**Your objective**
Below is some material; transcribe all of it exactly.

** Start of Material **

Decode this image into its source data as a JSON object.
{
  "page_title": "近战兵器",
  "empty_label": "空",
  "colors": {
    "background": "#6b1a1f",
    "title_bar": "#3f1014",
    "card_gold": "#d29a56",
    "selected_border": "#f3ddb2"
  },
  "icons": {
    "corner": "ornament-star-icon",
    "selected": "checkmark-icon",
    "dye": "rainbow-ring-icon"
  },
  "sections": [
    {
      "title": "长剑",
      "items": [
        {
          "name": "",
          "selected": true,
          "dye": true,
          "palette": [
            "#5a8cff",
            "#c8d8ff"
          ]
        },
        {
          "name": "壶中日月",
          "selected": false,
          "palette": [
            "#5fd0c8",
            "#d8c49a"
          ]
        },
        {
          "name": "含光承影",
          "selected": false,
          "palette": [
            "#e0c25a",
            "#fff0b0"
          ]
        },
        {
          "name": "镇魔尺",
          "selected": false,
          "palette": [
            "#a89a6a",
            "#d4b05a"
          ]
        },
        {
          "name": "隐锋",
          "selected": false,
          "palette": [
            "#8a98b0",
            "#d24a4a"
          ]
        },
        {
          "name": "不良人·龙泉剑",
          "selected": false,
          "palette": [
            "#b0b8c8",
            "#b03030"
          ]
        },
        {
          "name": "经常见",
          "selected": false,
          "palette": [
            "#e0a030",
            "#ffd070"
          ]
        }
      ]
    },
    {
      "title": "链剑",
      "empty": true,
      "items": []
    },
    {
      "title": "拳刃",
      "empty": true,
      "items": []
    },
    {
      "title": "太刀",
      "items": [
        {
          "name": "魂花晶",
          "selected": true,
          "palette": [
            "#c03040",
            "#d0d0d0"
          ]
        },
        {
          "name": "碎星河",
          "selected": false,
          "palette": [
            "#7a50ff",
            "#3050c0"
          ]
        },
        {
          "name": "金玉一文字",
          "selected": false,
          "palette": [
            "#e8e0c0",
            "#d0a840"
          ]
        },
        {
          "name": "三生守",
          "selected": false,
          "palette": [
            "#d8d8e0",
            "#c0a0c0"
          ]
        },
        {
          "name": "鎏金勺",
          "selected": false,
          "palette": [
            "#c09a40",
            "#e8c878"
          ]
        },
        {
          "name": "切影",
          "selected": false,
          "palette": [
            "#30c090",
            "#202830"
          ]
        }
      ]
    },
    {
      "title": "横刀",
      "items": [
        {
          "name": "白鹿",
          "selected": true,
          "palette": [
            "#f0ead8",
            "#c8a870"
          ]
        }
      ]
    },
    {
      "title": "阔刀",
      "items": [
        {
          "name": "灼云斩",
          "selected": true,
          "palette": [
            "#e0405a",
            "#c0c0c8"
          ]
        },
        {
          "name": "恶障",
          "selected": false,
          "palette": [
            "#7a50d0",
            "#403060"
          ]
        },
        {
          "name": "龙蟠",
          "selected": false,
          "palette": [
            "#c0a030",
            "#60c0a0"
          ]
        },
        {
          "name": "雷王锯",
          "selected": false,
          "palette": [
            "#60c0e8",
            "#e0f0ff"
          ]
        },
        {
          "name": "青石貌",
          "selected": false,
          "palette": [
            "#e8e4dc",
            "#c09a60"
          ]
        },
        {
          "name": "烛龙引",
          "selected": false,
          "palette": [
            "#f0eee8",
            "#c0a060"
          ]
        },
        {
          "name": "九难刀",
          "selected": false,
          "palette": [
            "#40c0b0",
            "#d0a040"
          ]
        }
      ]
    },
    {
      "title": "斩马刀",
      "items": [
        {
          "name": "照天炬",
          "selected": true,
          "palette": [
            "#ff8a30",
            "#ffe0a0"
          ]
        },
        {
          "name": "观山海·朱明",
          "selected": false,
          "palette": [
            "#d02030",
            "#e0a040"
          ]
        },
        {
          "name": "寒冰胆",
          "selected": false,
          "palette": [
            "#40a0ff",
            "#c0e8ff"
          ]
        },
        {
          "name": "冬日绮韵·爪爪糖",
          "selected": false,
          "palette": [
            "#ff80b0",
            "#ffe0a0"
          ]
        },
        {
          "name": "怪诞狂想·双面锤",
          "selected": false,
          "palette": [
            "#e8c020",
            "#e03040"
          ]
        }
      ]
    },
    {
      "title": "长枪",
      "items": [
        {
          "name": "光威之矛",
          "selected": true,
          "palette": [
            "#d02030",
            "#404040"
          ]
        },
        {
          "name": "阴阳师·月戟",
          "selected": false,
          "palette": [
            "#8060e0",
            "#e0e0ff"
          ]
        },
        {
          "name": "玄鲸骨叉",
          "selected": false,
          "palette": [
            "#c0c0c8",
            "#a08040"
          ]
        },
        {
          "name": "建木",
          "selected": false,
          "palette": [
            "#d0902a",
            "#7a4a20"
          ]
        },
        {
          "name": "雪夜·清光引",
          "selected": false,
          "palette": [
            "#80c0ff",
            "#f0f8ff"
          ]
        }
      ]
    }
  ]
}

** End of Material **

**Answer below**
Decode this image into its source data as a JSON object.
{
  "page_title": "近战兵器",
  "empty_label": "空",
  "colors": {
    "background": "#6b1a1f",
    "title_bar": "#3f1014",
    "card_gold": "#d29a56",
    "selected_border": "#f3ddb2"
  },
  "icons": {
    "corner": "ornament-star-icon",
    "selected": "checkmark-icon",
    "dye": "rainbow-ring-icon"
  },
  "sections": [
    {
      "title": "长剑",
      "items": [
        {
          "name": "",
          "selected": true,
          "dye": true,
          "palette": [
            "#5a8cff",
            "#c8d8ff"
          ]
        },
        {
          "name": "壶中日月",
          "selected": false,
          "palette": [
            "#5fd0c8",
            "#d8c49a"
          ]
        },
        {
          "name": "含光承影",
          "selected": false,
          "palette": [
            "#e0c25a",
            "#fff0b0"
          ]
        },
        {
          "name": "镇魔尺",
          "selected": false,
          "palette": [
            "#a89a6a",
            "#d4b05a"
          ]
        },
        {
          "name": "隐锋",
          "selected": false,
          "palette": [
            "#8a98b0",
            "#d24a4a"
          ]
        },
        {
          "name": "不良人·龙泉剑",
          "selected": false,
          "palette": [
            "#b0b8c8",
            "#b03030"
          ]
        },
        {
          "name": "经常见",
          "selected": false,
          "palette": [
            "#e0a030",
            "#ffd070"
          ]
        }
      ]
    },
    {
      "title": "链剑",
      "empty": true,
      "items": []
    },
    {
      "title": "拳刃",
      "empty": true,
      "items": []
    },
    {
      "title": "太刀",
      "items": [
        {
          "name": "魂花晶",
          "selected": true,
          "palette": [
            "#c03040",
            "#d0d0d0"
          ]
        },
        {
          "name": "碎星河",
          "selected": false,
          "palette": [
            "#7a50ff",
            "#3050c0"
          ]
        },
        {
          "name": "金玉一文字",
          "selected": false,
          "palette": [
            "#e8e0c0",
            "#d0a840"
          ]
        },
        {
          "name": "三生守",
          "selected": false,
          "palette": [
            "#d8d8e0",
            "#c0a0c0"
          ]
        },
        {
          "name": "鎏金勺",
          "selected": false,
          "palette": [
            "#c09a40",
            "#e8c878"
          ]
        },
        {
          "name": "切影",
          "selected": false,
          "palette": [
            "#30c090",
            "#202830"
          ]
        }
      ]
    },
    {
      "title": "横刀",
      "items": [
        {
          "name": "白鹿",
          "selected": true,
          "palette": [
            "#f0ead8",
            "#c8a870"
          ]
        }
      ]
    },
    {
      "title": "阔刀",
      "items": [
        {
          "name": "灼云斩",
          "selected": true,
          "palette": [
            "#e0405a",
            "#c0c0c8"
          ]
        },
        {
          "name": "恶障",
          "selected": false,
          "palette": [
            "#7a50d0",
            "#403060"
          ]
        },
        {
          "name": "龙蟠",
          "selected": false,
          "palette": [
            "#c0a030",
            "#60c0a0"
          ]
        },
        {
          "name": "雷王锯",
          "selected": false,
          "palette": [
            "#60c0e8",
            "#e0f0ff"
          ]
        },
        {
          "name": "青石貌",
          "selected": false,
          "palette": [
            "#e8e4dc",
            "#c09a60"
          ]
        },
        {
          "name": "烛龙引",
          "selected": false,
          "palette": [
            "#f0eee8",
            "#c0a060"
          ]
        },
        {
          "name": "九难刀",
          "selected": false,
          "palette": [
            "#40c0b0",
            "#d0a040"
          ]
        }
      ]
    },
    {
      "title": "斩马刀",
      "items": [
        {
          "name": "照天炬",
          "selected": true,
          "palette": [
            "#ff8a30",
            "#ffe0a0"
          ]
        },
        {
          "name": "观山海·朱明",
          "selected": false,
          "palette": [
            "#d02030",
            "#e0a040"
          ]
        },
        {
          "name": "寒冰胆",
          "selected": false,
          "palette": [
            "#40a0ff",
            "#c0e8ff"
          ]
        },
        {
          "name": "冬日绮韵·爪爪糖",
          "selected": false,
          "palette": [
            "#ff80b0",
            "#ffe0a0"
          ]
        },
        {
          "name": "怪诞狂想·双面锤",
          "selected": false,
          "palette": [
            "#e8c020",
            "#e03040"
          ]
        }
      ]
    },
    {
      "title": "长枪",
      "items": [
        {
          "name": "光威之矛",
          "selected": true,
          "palette": [
            "#d02030",
            "#404040"
          ]
        },
        {
          "name": "阴阳师·月戟",
          "selected": false,
          "palette": [
            "#8060e0",
            "#e0e0ff"
          ]
        },
        {
          "name": "玄鲸骨叉",
          "selected": false,
          "palette": [
            "#c0c0c8",
            "#a08040"
          ]
        },
        {
          "name": "建木",
          "selected": false,
          "palette": [
            "#d0902a",
            "#7a4a20"
          ]
        },
        {
          "name": "雪夜·清光引",
          "selected": false,
          "palette": [
            "#80c0ff",
            "#f0f8ff"
          ]
        }
      ]
    }
  ]
}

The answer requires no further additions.